- [RECORDS FOR THE TASK]:

:::

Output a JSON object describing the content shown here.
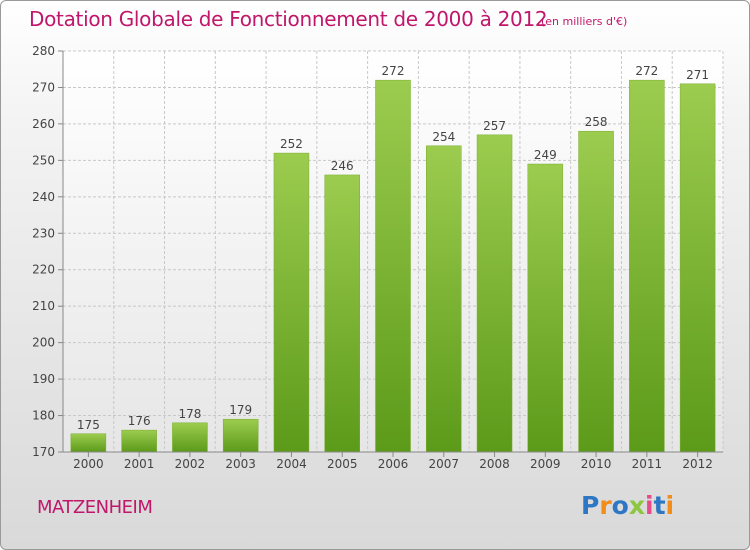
{
  "title": "Dotation Globale de Fonctionnement de 2000 à 2012",
  "subtitle": "(en milliers d'€)",
  "commune": "MATZENHEIM",
  "logo": {
    "text": "Proxiti",
    "letters": [
      {
        "ch": "P",
        "color": "#2e77c4"
      },
      {
        "ch": "r",
        "color": "#f28c1b"
      },
      {
        "ch": "o",
        "color": "#2e77c4"
      },
      {
        "ch": "x",
        "color": "#8dc63f"
      },
      {
        "ch": "i",
        "color": "#e94b8a"
      },
      {
        "ch": "t",
        "color": "#2e77c4"
      },
      {
        "ch": "i",
        "color": "#f28c1b"
      }
    ]
  },
  "colors": {
    "accent": "#c0176b",
    "bar_top": "#9ccc4f",
    "bar_bottom": "#5c9a1a",
    "grid": "#c8c8c8"
  },
  "chart_data": {
    "type": "bar",
    "title": "Dotation Globale de Fonctionnement de 2000 à 2012",
    "subtitle": "(en milliers d'€)",
    "categories": [
      "2000",
      "2001",
      "2002",
      "2003",
      "2004",
      "2005",
      "2006",
      "2007",
      "2008",
      "2009",
      "2010",
      "2011",
      "2012"
    ],
    "values": [
      175,
      176,
      178,
      179,
      252,
      246,
      272,
      254,
      257,
      249,
      258,
      272,
      271
    ],
    "ylim": [
      170,
      280
    ],
    "yticks": [
      170,
      180,
      190,
      200,
      210,
      220,
      230,
      240,
      250,
      260,
      270,
      280
    ],
    "grid": true,
    "data_labels": true,
    "legend": "none"
  }
}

:::

- [WHAT TO PRODUCE]:
Write out the whole listing exactly, and drop the pictures.

- [EXERCISE ANSWER]:
Output a JSON object describing the content shown here.
{
  "title": "Dotation Globale de Fonctionnement de 2000 à 2012",
  "subtitle": "(en milliers d'€)",
  "commune": "MATZENHEIM",
  "logo": {
    "text": "Proxiti",
    "letters": [
      {
        "ch": "P",
        "color": "#2e77c4"
      },
      {
        "ch": "r",
        "color": "#f28c1b"
      },
      {
        "ch": "o",
        "color": "#2e77c4"
      },
      {
        "ch": "x",
        "color": "#8dc63f"
      },
      {
        "ch": "i",
        "color": "#e94b8a"
      },
      {
        "ch": "t",
        "color": "#2e77c4"
      },
      {
        "ch": "i",
        "color": "#f28c1b"
      }
    ]
  },
  "colors": {
    "accent": "#c0176b",
    "bar_top": "#9ccc4f",
    "bar_bottom": "#5c9a1a",
    "grid": "#c8c8c8"
  },
  "chart_data": {
    "type": "bar",
    "title": "Dotation Globale de Fonctionnement de 2000 à 2012",
    "subtitle": "(en milliers d'€)",
    "categories": [
      "2000",
      "2001",
      "2002",
      "2003",
      "2004",
      "2005",
      "2006",
      "2007",
      "2008",
      "2009",
      "2010",
      "2011",
      "2012"
    ],
    "values": [
      175,
      176,
      178,
      179,
      252,
      246,
      272,
      254,
      257,
      249,
      258,
      272,
      271
    ],
    "ylim": [
      170,
      280
    ],
    "yticks": [
      170,
      180,
      190,
      200,
      210,
      220,
      230,
      240,
      250,
      260,
      270,
      280
    ],
    "grid": true,
    "data_labels": true,
    "legend": "none"
  }
}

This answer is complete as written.